- GOAL -
Your task is to copy every line of the entries that contains "document".

(Entries from a dataset)
☆ ☆ ☆ ☆

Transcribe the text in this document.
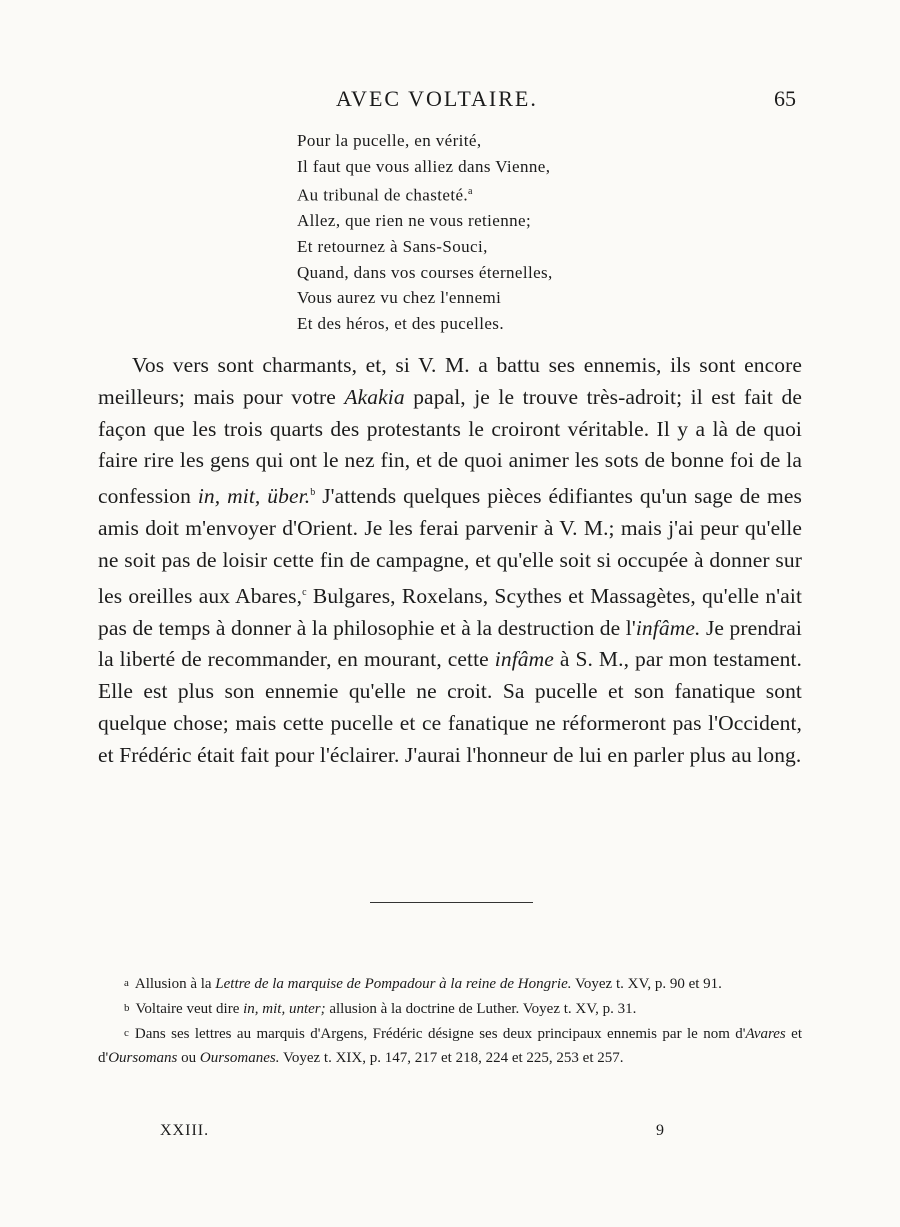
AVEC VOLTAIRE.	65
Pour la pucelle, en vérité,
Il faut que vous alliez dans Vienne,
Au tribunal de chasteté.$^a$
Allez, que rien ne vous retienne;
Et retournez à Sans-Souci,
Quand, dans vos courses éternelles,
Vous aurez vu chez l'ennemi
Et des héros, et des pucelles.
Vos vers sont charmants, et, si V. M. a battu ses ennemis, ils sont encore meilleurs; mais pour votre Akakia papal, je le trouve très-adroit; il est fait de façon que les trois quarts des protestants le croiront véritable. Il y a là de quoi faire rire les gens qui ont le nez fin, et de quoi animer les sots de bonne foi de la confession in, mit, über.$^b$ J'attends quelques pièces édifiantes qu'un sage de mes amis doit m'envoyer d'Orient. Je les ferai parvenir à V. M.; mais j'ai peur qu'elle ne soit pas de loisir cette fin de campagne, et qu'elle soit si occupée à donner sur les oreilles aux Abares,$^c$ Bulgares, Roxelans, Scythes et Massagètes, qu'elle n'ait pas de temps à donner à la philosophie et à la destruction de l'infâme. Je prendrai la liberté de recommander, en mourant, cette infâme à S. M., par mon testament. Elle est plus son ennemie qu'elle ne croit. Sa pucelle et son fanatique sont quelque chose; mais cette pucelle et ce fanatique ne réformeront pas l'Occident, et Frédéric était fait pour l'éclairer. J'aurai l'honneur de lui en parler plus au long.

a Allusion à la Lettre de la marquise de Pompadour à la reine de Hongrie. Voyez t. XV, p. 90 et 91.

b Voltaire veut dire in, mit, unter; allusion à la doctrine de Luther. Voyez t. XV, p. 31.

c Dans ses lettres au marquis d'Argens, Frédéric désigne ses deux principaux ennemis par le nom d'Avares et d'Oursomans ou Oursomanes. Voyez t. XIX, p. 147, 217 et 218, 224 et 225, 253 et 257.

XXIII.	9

☆ ☆ ☆ ☆

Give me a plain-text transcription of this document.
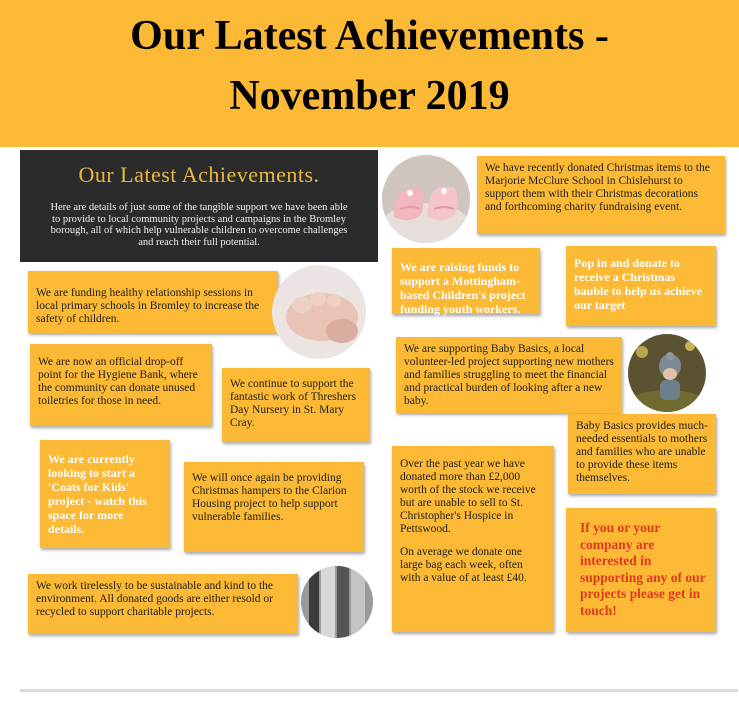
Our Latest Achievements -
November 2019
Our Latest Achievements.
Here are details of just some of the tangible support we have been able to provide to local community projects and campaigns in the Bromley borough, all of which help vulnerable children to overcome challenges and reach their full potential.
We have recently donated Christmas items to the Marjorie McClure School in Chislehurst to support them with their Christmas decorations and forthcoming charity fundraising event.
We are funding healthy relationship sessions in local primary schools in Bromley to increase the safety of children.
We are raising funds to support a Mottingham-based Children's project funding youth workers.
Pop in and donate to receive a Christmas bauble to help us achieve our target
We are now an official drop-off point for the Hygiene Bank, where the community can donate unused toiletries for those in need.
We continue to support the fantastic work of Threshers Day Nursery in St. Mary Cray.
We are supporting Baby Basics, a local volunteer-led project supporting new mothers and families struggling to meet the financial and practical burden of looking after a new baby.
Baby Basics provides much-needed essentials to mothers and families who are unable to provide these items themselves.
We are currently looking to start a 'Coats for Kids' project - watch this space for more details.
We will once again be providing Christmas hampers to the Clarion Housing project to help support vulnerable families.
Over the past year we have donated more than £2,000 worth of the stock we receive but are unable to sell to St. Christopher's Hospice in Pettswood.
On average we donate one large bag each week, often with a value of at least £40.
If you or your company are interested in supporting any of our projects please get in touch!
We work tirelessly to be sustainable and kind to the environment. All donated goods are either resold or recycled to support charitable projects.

☆ ☆ ☆ ☆

- OUTPUT OF THE EXERCISE -
Transcribe the text in this document.
Give me a plain-text transcription of this document.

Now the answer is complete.